## WRITTEN INSTRUCTION
Provide only the number of lines in the listing that contain the string "more".

## Data records
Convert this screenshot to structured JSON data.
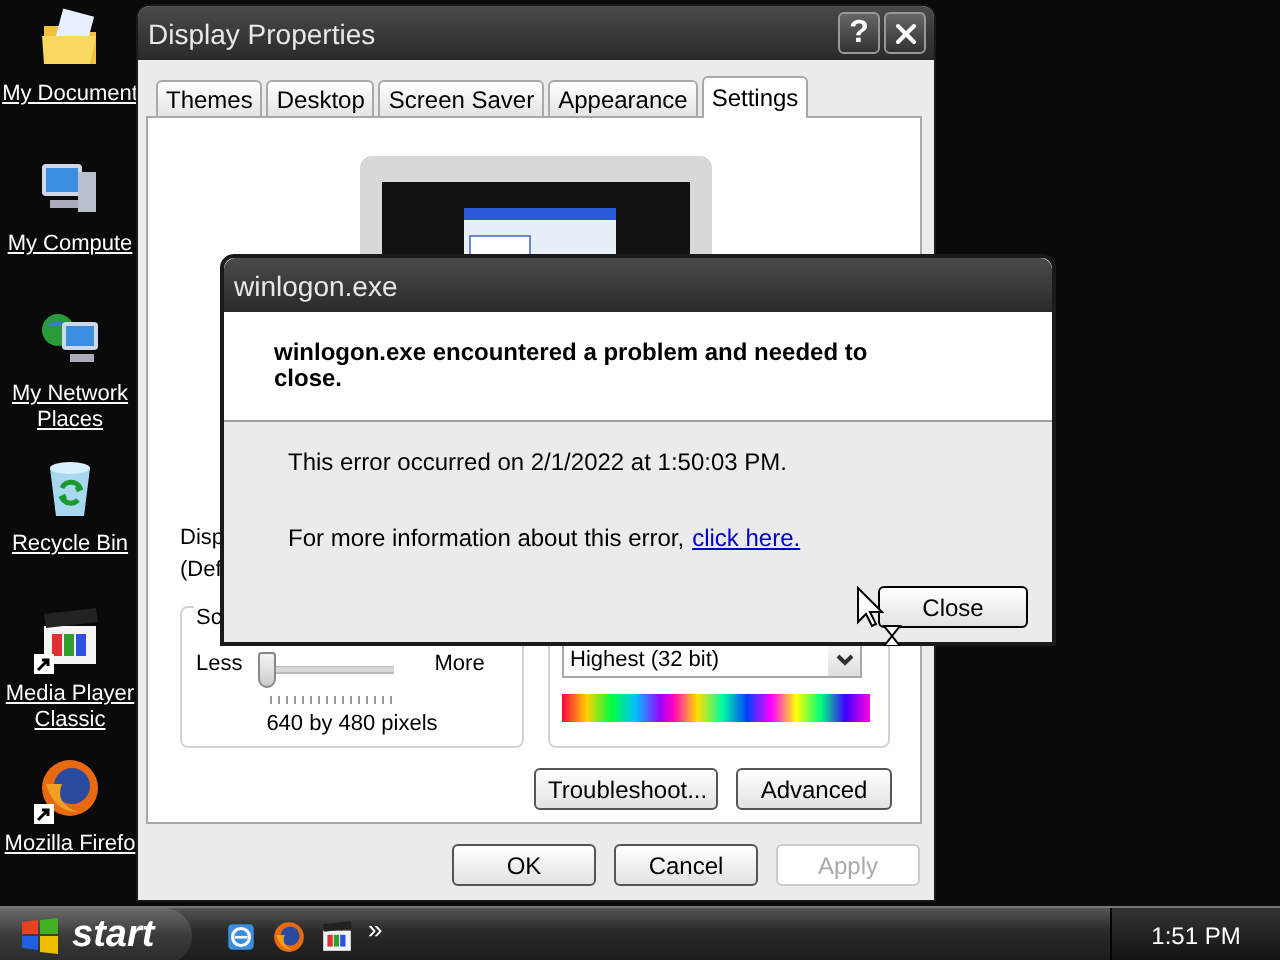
{
  "desktop_icons": [
    {
      "kind": "documents",
      "label": "My Document"
    },
    {
      "kind": "computer",
      "label": "My Compute"
    },
    {
      "kind": "network",
      "label": "My Network Places"
    },
    {
      "kind": "recycle",
      "label": "Recycle Bin"
    },
    {
      "kind": "mediaplayer",
      "label": "Media Player Classic",
      "shortcut": true
    },
    {
      "kind": "firefox",
      "label": "Mozilla Firefo",
      "shortcut": true
    }
  ],
  "display_properties": {
    "title": "Display Properties",
    "help_button": "?",
    "tabs": [
      {
        "label": "Themes",
        "selected": false
      },
      {
        "label": "Desktop",
        "selected": false
      },
      {
        "label": "Screen Saver",
        "selected": false
      },
      {
        "label": "Appearance",
        "selected": false
      },
      {
        "label": "Settings",
        "selected": true
      }
    ],
    "display_text": [
      "Disp",
      "(Def"
    ],
    "screen_resolution": {
      "group_label": "Sc",
      "less": "Less",
      "more": "More",
      "level": 0,
      "reading": "640 by 480 pixels"
    },
    "color_quality": {
      "value": "Highest (32 bit)"
    },
    "panel_buttons": [
      {
        "label": "Troubleshoot...",
        "disabled": false
      },
      {
        "label": "Advanced",
        "disabled": false
      }
    ],
    "buttons": [
      {
        "label": "OK",
        "disabled": false
      },
      {
        "label": "Cancel",
        "disabled": false
      },
      {
        "label": "Apply",
        "disabled": true
      }
    ]
  },
  "error_dialog": {
    "title": "winlogon.exe",
    "heading": "winlogon.exe encountered a problem and needed to close.",
    "occurred": "This error occurred on 2/1/2022 at 1:50:03 PM.",
    "info": "For more information about this error,",
    "link": "click here.",
    "button": "Close"
  },
  "taskbar": {
    "start": "start",
    "quick_launch": [
      {
        "kind": "ie"
      },
      {
        "kind": "firefox"
      },
      {
        "kind": "mediaplayer"
      }
    ],
    "more": "»",
    "clock": "1:51 PM"
  }
}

## THE COMPLETED TASK
3